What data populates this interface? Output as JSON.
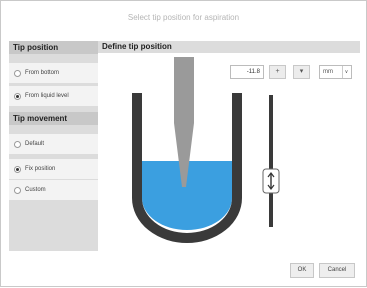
{
  "dialog": {
    "title": "Select tip position for aspiration"
  },
  "tip_position": {
    "header": "Tip position",
    "options": [
      {
        "label": "From bottom",
        "selected": false
      },
      {
        "label": "From liquid level",
        "selected": true
      }
    ]
  },
  "tip_movement": {
    "header": "Tip movement",
    "options": [
      {
        "label": "Default",
        "selected": false
      },
      {
        "label": "Fix position",
        "selected": true
      },
      {
        "label": "Custom",
        "selected": false
      }
    ]
  },
  "define": {
    "header": "Define tip position",
    "value": "-11.8",
    "increment_label": "+",
    "decrement_label": "▾",
    "unit": "mm",
    "unit_arrow": "∨"
  },
  "buttons": {
    "ok": "OK",
    "cancel": "Cancel"
  },
  "colors": {
    "liquid": "#3b9fe0",
    "tube": "#3a3a3a",
    "tip": "#9a9a9a"
  },
  "icons": {
    "position-slider-handle": "up-down-arrow-icon"
  }
}
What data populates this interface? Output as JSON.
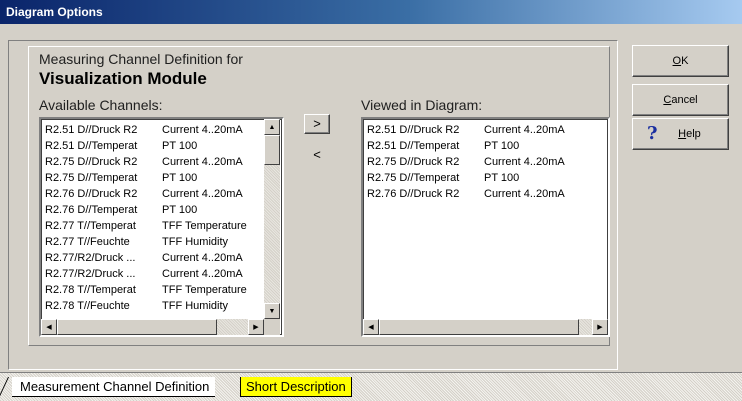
{
  "window": {
    "title": "Diagram Options"
  },
  "heading": {
    "line": "Measuring Channel Definition for",
    "title": "Visualization Module"
  },
  "available": {
    "label": "Available Channels:",
    "rows": [
      [
        "R2.51 D//Druck R2",
        "Current 4..20mA"
      ],
      [
        "R2.51 D//Temperat",
        "PT 100"
      ],
      [
        "R2.75 D//Druck R2",
        "Current 4..20mA"
      ],
      [
        "R2.75 D//Temperat",
        "PT 100"
      ],
      [
        "R2.76 D//Druck R2",
        "Current 4..20mA"
      ],
      [
        "R2.76 D//Temperat",
        "PT 100"
      ],
      [
        "R2.77 T//Temperat",
        "TFF Temperature"
      ],
      [
        "R2.77 T//Feuchte",
        "TFF Humidity"
      ],
      [
        "R2.77/R2/Druck ...",
        "Current 4..20mA"
      ],
      [
        "R2.77/R2/Druck ...",
        "Current 4..20mA"
      ],
      [
        "R2.78 T//Temperat",
        "TFF Temperature"
      ],
      [
        "R2.78 T//Feuchte",
        "TFF Humidity"
      ]
    ]
  },
  "viewed": {
    "label": "Viewed in Diagram:",
    "rows": [
      [
        "R2.51 D//Druck R2",
        "Current 4..20mA"
      ],
      [
        "R2.51 D//Temperat",
        "PT 100"
      ],
      [
        "R2.75 D//Druck R2",
        "Current 4..20mA"
      ],
      [
        "R2.75 D//Temperat",
        "PT 100"
      ],
      [
        "R2.76 D//Druck R2",
        "Current 4..20mA"
      ]
    ]
  },
  "move": {
    "add": ">",
    "remove": "<"
  },
  "buttons": {
    "ok_first": "O",
    "ok_rest": "K",
    "cancel_first": "C",
    "cancel_rest": "ancel",
    "help_first": "H",
    "help_rest": "elp",
    "help_glyph": "?"
  },
  "tabs": {
    "definition": "Measurement Channel Definition",
    "description": "Short Description"
  },
  "scroll_glyphs": {
    "up": "▲",
    "down": "▼",
    "left": "◀",
    "right": "▶"
  },
  "colors": {
    "title_bar": "#0a246a",
    "active_tab": "#ffff00",
    "help_icon": "#1a2ea0"
  }
}
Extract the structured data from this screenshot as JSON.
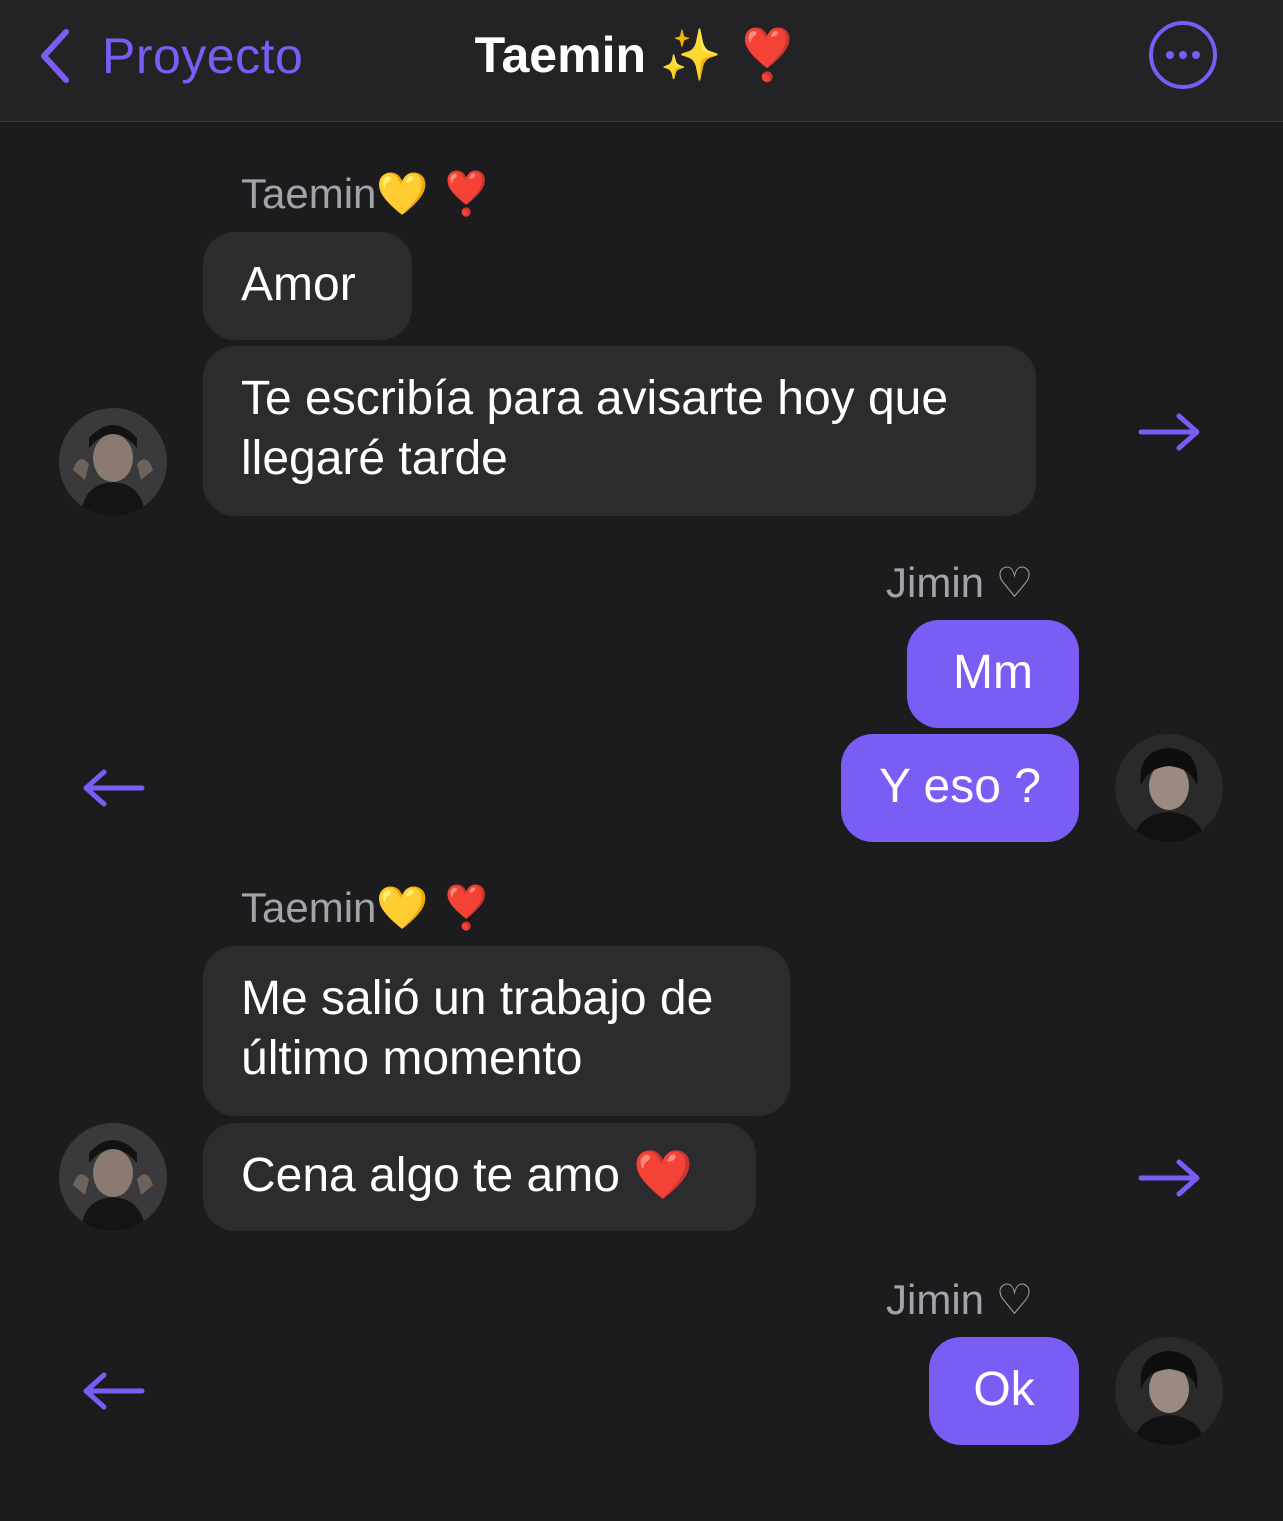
{
  "header": {
    "back_label": "Proyecto",
    "title": "Taemin ✨ ❣️"
  },
  "colors": {
    "accent": "#7b5cf5",
    "background": "#1c1c1e",
    "incoming_bubble": "#2c2c2e",
    "outgoing_bubble": "#7b5cf5",
    "sender_name": "#a3a3a8"
  },
  "messages": {
    "group1": {
      "sender": "Taemin💛 ❣️",
      "bubbles": [
        "Amor",
        "Te escribía para avisarte hoy que llegaré tarde"
      ]
    },
    "group2": {
      "sender": "Jimin ♡",
      "bubbles": [
        "Mm",
        "Y eso ?"
      ]
    },
    "group3": {
      "sender": "Taemin💛 ❣️",
      "bubbles": [
        "Me salió un trabajo de último momento",
        "Cena algo te amo ❤️"
      ]
    },
    "group4": {
      "sender": "Jimin ♡",
      "bubbles": [
        "Ok"
      ]
    }
  },
  "icons": {
    "back": "chevron-left-icon",
    "more": "ellipsis-circle-icon",
    "forward": "arrow-right-icon",
    "reply": "arrow-left-icon"
  }
}
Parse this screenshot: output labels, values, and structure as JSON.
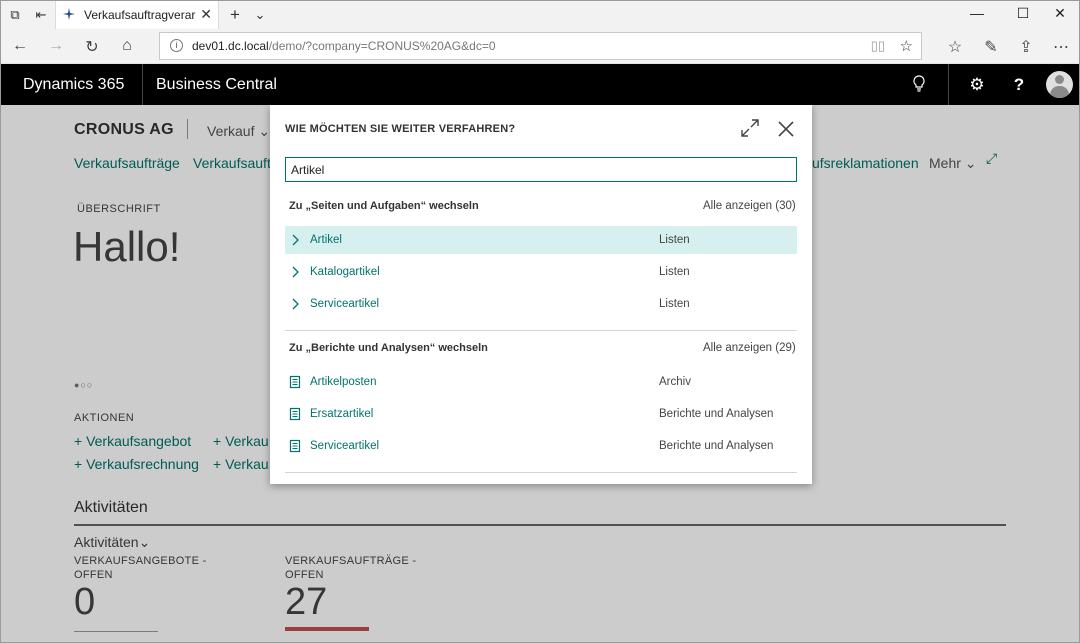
{
  "browser": {
    "tab_title": "Verkaufsauftragverarbei",
    "url_host": "dev01.dc.local",
    "url_path": "/demo/?company=CRONUS%20AG&dc=0"
  },
  "app": {
    "brand": "Dynamics 365",
    "product": "Business Central"
  },
  "page": {
    "company": "CRONUS AG",
    "menu": "Verkauf",
    "sublinks": [
      "Verkaufsaufträge",
      "Verkaufsauftr",
      "ufsreklamationen"
    ],
    "more": "Mehr",
    "headline_caption": "ÜBERSCHRIFT",
    "headline": "Hallo!",
    "actions_caption": "AKTIONEN",
    "actions": [
      "Verkaufsangebot",
      "Verkau",
      "Verkaufsrechnung",
      "Verkau"
    ],
    "activities_title": "Aktivitäten",
    "activities_sub": "Aktivitäten",
    "cues": [
      {
        "caption_line1": "VERKAUFSANGEBOTE -",
        "caption_line2": "OFFEN",
        "value": "0"
      },
      {
        "caption_line1": "VERKAUFSAUFTRÄGE -",
        "caption_line2": "OFFEN",
        "value": "27"
      }
    ]
  },
  "dialog": {
    "title": "WIE MÖCHTEN SIE WEITER VERFAHREN?",
    "search_value": "Artikel",
    "section1": {
      "heading": "Zu „Seiten und Aufgaben“ wechseln",
      "show_all": "Alle anzeigen (30)",
      "items": [
        {
          "name": "Artikel",
          "type": "Listen",
          "icon": "chevron-right-icon"
        },
        {
          "name": "Katalogartikel",
          "type": "Listen",
          "icon": "chevron-right-icon"
        },
        {
          "name": "Serviceartikel",
          "type": "Listen",
          "icon": "chevron-right-icon"
        }
      ]
    },
    "section2": {
      "heading": "Zu „Berichte und Analysen“ wechseln",
      "show_all": "Alle anzeigen (29)",
      "items": [
        {
          "name": "Artikelposten",
          "type": "Archiv",
          "icon": "report-icon"
        },
        {
          "name": "Ersatzartikel",
          "type": "Berichte und Analysen",
          "icon": "report-icon"
        },
        {
          "name": "Serviceartikel",
          "type": "Berichte und Analysen",
          "icon": "report-icon"
        }
      ]
    }
  },
  "colors": {
    "accent": "#00736c",
    "selected_row": "#d6f0f0",
    "cue_bar_red": "#c0504d"
  }
}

* Problem
All entries are to be retyped exactly. Omit any embedded images.

* Solution for this task
What data populates this interface? Output as JSON.
{
  "dialog": {
    "title": "Select tip position for aspiration"
  },
  "tip_position": {
    "header": "Tip position",
    "options": [
      {
        "label": "From bottom",
        "selected": false
      },
      {
        "label": "From liquid level",
        "selected": true
      }
    ]
  },
  "tip_movement": {
    "header": "Tip movement",
    "options": [
      {
        "label": "Default",
        "selected": false
      },
      {
        "label": "Fix position",
        "selected": true
      },
      {
        "label": "Custom",
        "selected": false
      }
    ]
  },
  "define": {
    "header": "Define tip position",
    "value": "-11.8",
    "increment_label": "+",
    "decrement_label": "▾",
    "unit": "mm",
    "unit_arrow": "∨"
  },
  "buttons": {
    "ok": "OK",
    "cancel": "Cancel"
  },
  "colors": {
    "liquid": "#3b9fe0",
    "tube": "#3a3a3a",
    "tip": "#9a9a9a"
  },
  "icons": {
    "position-slider-handle": "up-down-arrow-icon"
  }
}
What data populates this interface? Output as JSON.
{
  "window": {
    "title": "Diagram Options"
  },
  "heading": {
    "line": "Measuring Channel Definition for",
    "title": "Visualization Module"
  },
  "available": {
    "label": "Available Channels:",
    "rows": [
      [
        "R2.51 D//Druck R2",
        "Current 4..20mA"
      ],
      [
        "R2.51 D//Temperat",
        "PT 100"
      ],
      [
        "R2.75 D//Druck R2",
        "Current 4..20mA"
      ],
      [
        "R2.75 D//Temperat",
        "PT 100"
      ],
      [
        "R2.76 D//Druck R2",
        "Current 4..20mA"
      ],
      [
        "R2.76 D//Temperat",
        "PT 100"
      ],
      [
        "R2.77 T//Temperat",
        "TFF Temperature"
      ],
      [
        "R2.77 T//Feuchte",
        "TFF Humidity"
      ],
      [
        "R2.77/R2/Druck ...",
        "Current 4..20mA"
      ],
      [
        "R2.77/R2/Druck ...",
        "Current 4..20mA"
      ],
      [
        "R2.78 T//Temperat",
        "TFF Temperature"
      ],
      [
        "R2.78 T//Feuchte",
        "TFF Humidity"
      ]
    ]
  },
  "viewed": {
    "label": "Viewed in Diagram:",
    "rows": [
      [
        "R2.51 D//Druck R2",
        "Current 4..20mA"
      ],
      [
        "R2.51 D//Temperat",
        "PT 100"
      ],
      [
        "R2.75 D//Druck R2",
        "Current 4..20mA"
      ],
      [
        "R2.75 D//Temperat",
        "PT 100"
      ],
      [
        "R2.76 D//Druck R2",
        "Current 4..20mA"
      ]
    ]
  },
  "move": {
    "add": ">",
    "remove": "<"
  },
  "buttons": {
    "ok_first": "O",
    "ok_rest": "K",
    "cancel_first": "C",
    "cancel_rest": "ancel",
    "help_first": "H",
    "help_rest": "elp",
    "help_glyph": "?"
  },
  "tabs": {
    "definition": "Measurement Channel Definition",
    "description": "Short Description"
  },
  "scroll_glyphs": {
    "up": "▲",
    "down": "▼",
    "left": "◀",
    "right": "▶"
  },
  "colors": {
    "title_bar": "#0a246a",
    "active_tab": "#ffff00",
    "help_icon": "#1a2ea0"
  }
}
Extract the structured data from this screenshot as JSON.
{
  "header": {
    "back_label": "Proyecto",
    "title": "Taemin ✨ ❣️"
  },
  "colors": {
    "accent": "#7b5cf5",
    "background": "#1c1c1e",
    "incoming_bubble": "#2c2c2e",
    "outgoing_bubble": "#7b5cf5",
    "sender_name": "#a3a3a8"
  },
  "messages": {
    "group1": {
      "sender": "Taemin💛 ❣️",
      "bubbles": [
        "Amor",
        "Te escribía para avisarte hoy que llegaré tarde"
      ]
    },
    "group2": {
      "sender": "Jimin ♡",
      "bubbles": [
        "Mm",
        "Y eso ?"
      ]
    },
    "group3": {
      "sender": "Taemin💛 ❣️",
      "bubbles": [
        "Me salió un trabajo de último momento",
        "Cena algo te amo ❤️"
      ]
    },
    "group4": {
      "sender": "Jimin ♡",
      "bubbles": [
        "Ok"
      ]
    }
  },
  "icons": {
    "back": "chevron-left-icon",
    "more": "ellipsis-circle-icon",
    "forward": "arrow-right-icon",
    "reply": "arrow-left-icon"
  }
}
Parse this screenshot: output labels, values, and structure as JSON.
{
  "browser": {
    "tab_title": "Verkaufsauftragverarbei",
    "url_host": "dev01.dc.local",
    "url_path": "/demo/?company=CRONUS%20AG&dc=0"
  },
  "app": {
    "brand": "Dynamics 365",
    "product": "Business Central"
  },
  "page": {
    "company": "CRONUS AG",
    "menu": "Verkauf",
    "sublinks": [
      "Verkaufsaufträge",
      "Verkaufsauftr",
      "ufsreklamationen"
    ],
    "more": "Mehr",
    "headline_caption": "ÜBERSCHRIFT",
    "headline": "Hallo!",
    "actions_caption": "AKTIONEN",
    "actions": [
      "Verkaufsangebot",
      "Verkau",
      "Verkaufsrechnung",
      "Verkau"
    ],
    "activities_title": "Aktivitäten",
    "activities_sub": "Aktivitäten",
    "cues": [
      {
        "caption_line1": "VERKAUFSANGEBOTE -",
        "caption_line2": "OFFEN",
        "value": "0"
      },
      {
        "caption_line1": "VERKAUFSAUFTRÄGE -",
        "caption_line2": "OFFEN",
        "value": "27"
      }
    ]
  },
  "dialog": {
    "title": "WIE MÖCHTEN SIE WEITER VERFAHREN?",
    "search_value": "Artikel",
    "section1": {
      "heading": "Zu „Seiten und Aufgaben“ wechseln",
      "show_all": "Alle anzeigen (30)",
      "items": [
        {
          "name": "Artikel",
          "type": "Listen",
          "icon": "chevron-right-icon"
        },
        {
          "name": "Katalogartikel",
          "type": "Listen",
          "icon": "chevron-right-icon"
        },
        {
          "name": "Serviceartikel",
          "type": "Listen",
          "icon": "chevron-right-icon"
        }
      ]
    },
    "section2": {
      "heading": "Zu „Berichte und Analysen“ wechseln",
      "show_all": "Alle anzeigen (29)",
      "items": [
        {
          "name": "Artikelposten",
          "type": "Archiv",
          "icon": "report-icon"
        },
        {
          "name": "Ersatzartikel",
          "type": "Berichte und Analysen",
          "icon": "report-icon"
        },
        {
          "name": "Serviceartikel",
          "type": "Berichte und Analysen",
          "icon": "report-icon"
        }
      ]
    }
  },
  "colors": {
    "accent": "#00736c",
    "selected_row": "#d6f0f0",
    "cue_bar_red": "#c0504d"
  }
}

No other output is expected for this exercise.